Collected data entries
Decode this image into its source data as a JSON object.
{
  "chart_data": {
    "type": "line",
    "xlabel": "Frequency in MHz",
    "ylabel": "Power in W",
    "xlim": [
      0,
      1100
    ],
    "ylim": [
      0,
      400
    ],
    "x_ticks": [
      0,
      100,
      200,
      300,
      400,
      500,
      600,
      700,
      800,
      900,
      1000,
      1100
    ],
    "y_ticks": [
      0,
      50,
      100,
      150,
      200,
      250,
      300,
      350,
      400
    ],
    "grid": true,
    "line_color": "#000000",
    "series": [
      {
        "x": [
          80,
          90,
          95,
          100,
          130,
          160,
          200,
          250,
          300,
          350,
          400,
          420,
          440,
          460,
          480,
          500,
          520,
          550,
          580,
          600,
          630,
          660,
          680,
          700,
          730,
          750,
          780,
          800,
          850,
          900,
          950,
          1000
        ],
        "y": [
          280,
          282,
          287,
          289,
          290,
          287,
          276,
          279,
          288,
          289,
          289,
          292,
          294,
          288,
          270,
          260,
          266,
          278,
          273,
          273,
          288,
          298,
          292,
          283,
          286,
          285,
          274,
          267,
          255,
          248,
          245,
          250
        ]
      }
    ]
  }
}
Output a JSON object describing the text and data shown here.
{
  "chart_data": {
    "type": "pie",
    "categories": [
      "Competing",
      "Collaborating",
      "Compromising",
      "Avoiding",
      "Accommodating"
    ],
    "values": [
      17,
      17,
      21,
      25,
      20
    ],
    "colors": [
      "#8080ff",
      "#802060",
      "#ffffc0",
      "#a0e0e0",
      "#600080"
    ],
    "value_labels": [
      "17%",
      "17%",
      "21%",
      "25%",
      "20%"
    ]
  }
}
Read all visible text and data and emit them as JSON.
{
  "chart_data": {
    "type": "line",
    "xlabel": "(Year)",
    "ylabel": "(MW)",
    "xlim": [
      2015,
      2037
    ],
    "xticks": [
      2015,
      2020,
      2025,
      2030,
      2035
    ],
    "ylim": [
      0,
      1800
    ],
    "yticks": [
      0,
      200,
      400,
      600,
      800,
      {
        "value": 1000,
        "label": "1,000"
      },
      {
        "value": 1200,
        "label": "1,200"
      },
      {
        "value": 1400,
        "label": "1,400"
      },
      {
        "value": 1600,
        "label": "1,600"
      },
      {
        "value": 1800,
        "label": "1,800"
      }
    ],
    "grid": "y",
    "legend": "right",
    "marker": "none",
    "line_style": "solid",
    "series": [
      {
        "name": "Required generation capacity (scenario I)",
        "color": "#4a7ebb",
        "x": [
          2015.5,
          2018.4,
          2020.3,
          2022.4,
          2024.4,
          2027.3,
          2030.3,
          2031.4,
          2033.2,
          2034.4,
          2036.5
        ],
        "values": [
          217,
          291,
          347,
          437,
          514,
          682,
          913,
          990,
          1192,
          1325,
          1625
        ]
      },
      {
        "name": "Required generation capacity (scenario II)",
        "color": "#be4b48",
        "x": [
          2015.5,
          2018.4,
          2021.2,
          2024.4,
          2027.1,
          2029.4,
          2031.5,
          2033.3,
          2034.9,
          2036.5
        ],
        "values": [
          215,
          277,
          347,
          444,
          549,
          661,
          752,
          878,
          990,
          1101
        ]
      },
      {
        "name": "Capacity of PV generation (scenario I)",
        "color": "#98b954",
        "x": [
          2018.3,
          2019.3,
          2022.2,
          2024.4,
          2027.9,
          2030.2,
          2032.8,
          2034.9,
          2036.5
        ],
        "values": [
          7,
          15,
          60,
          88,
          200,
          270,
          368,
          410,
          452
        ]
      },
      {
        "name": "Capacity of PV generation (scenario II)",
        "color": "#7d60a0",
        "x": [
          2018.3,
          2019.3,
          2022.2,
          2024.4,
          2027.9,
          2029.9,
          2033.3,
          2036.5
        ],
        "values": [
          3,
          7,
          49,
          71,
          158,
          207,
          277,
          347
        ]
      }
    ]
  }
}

_Goal of the exercise_
Retype every entry word for word.

_Full answer_
Decode this image into its source data as a JSON object.
{
  "chart_data": {
    "type": "line",
    "xlabel": "Frequency in MHz",
    "ylabel": "Power in W",
    "xlim": [
      0,
      1100
    ],
    "ylim": [
      0,
      400
    ],
    "x_ticks": [
      0,
      100,
      200,
      300,
      400,
      500,
      600,
      700,
      800,
      900,
      1000,
      1100
    ],
    "y_ticks": [
      0,
      50,
      100,
      150,
      200,
      250,
      300,
      350,
      400
    ],
    "grid": true,
    "line_color": "#000000",
    "series": [
      {
        "x": [
          80,
          90,
          95,
          100,
          130,
          160,
          200,
          250,
          300,
          350,
          400,
          420,
          440,
          460,
          480,
          500,
          520,
          550,
          580,
          600,
          630,
          660,
          680,
          700,
          730,
          750,
          780,
          800,
          850,
          900,
          950,
          1000
        ],
        "y": [
          280,
          282,
          287,
          289,
          290,
          287,
          276,
          279,
          288,
          289,
          289,
          292,
          294,
          288,
          270,
          260,
          266,
          278,
          273,
          273,
          288,
          298,
          292,
          283,
          286,
          285,
          274,
          267,
          255,
          248,
          245,
          250
        ]
      }
    ]
  }
}
Output a JSON object describing the text and data shown here.
{
  "chart_data": {
    "type": "pie",
    "categories": [
      "Competing",
      "Collaborating",
      "Compromising",
      "Avoiding",
      "Accommodating"
    ],
    "values": [
      17,
      17,
      21,
      25,
      20
    ],
    "colors": [
      "#8080ff",
      "#802060",
      "#ffffc0",
      "#a0e0e0",
      "#600080"
    ],
    "value_labels": [
      "17%",
      "17%",
      "21%",
      "25%",
      "20%"
    ]
  }
}
Read all visible text and data and emit them as JSON.
{
  "chart_data": {
    "type": "line",
    "xlabel": "(Year)",
    "ylabel": "(MW)",
    "xlim": [
      2015,
      2037
    ],
    "xticks": [
      2015,
      2020,
      2025,
      2030,
      2035
    ],
    "ylim": [
      0,
      1800
    ],
    "yticks": [
      0,
      200,
      400,
      600,
      800,
      {
        "value": 1000,
        "label": "1,000"
      },
      {
        "value": 1200,
        "label": "1,200"
      },
      {
        "value": 1400,
        "label": "1,400"
      },
      {
        "value": 1600,
        "label": "1,600"
      },
      {
        "value": 1800,
        "label": "1,800"
      }
    ],
    "grid": "y",
    "legend": "right",
    "marker": "none",
    "line_style": "solid",
    "series": [
      {
        "name": "Required generation capacity (scenario I)",
        "color": "#4a7ebb",
        "x": [
          2015.5,
          2018.4,
          2020.3,
          2022.4,
          2024.4,
          2027.3,
          2030.3,
          2031.4,
          2033.2,
          2034.4,
          2036.5
        ],
        "values": [
          217,
          291,
          347,
          437,
          514,
          682,
          913,
          990,
          1192,
          1325,
          1625
        ]
      },
      {
        "name": "Required generation capacity (scenario II)",
        "color": "#be4b48",
        "x": [
          2015.5,
          2018.4,
          2021.2,
          2024.4,
          2027.1,
          2029.4,
          2031.5,
          2033.3,
          2034.9,
          2036.5
        ],
        "values": [
          215,
          277,
          347,
          444,
          549,
          661,
          752,
          878,
          990,
          1101
        ]
      },
      {
        "name": "Capacity of PV generation (scenario I)",
        "color": "#98b954",
        "x": [
          2018.3,
          2019.3,
          2022.2,
          2024.4,
          2027.9,
          2030.2,
          2032.8,
          2034.9,
          2036.5
        ],
        "values": [
          7,
          15,
          60,
          88,
          200,
          270,
          368,
          410,
          452
        ]
      },
      {
        "name": "Capacity of PV generation (scenario II)",
        "color": "#7d60a0",
        "x": [
          2018.3,
          2019.3,
          2022.2,
          2024.4,
          2027.9,
          2029.9,
          2033.3,
          2036.5
        ],
        "values": [
          3,
          7,
          49,
          71,
          158,
          207,
          277,
          347
        ]
      }
    ]
  }
}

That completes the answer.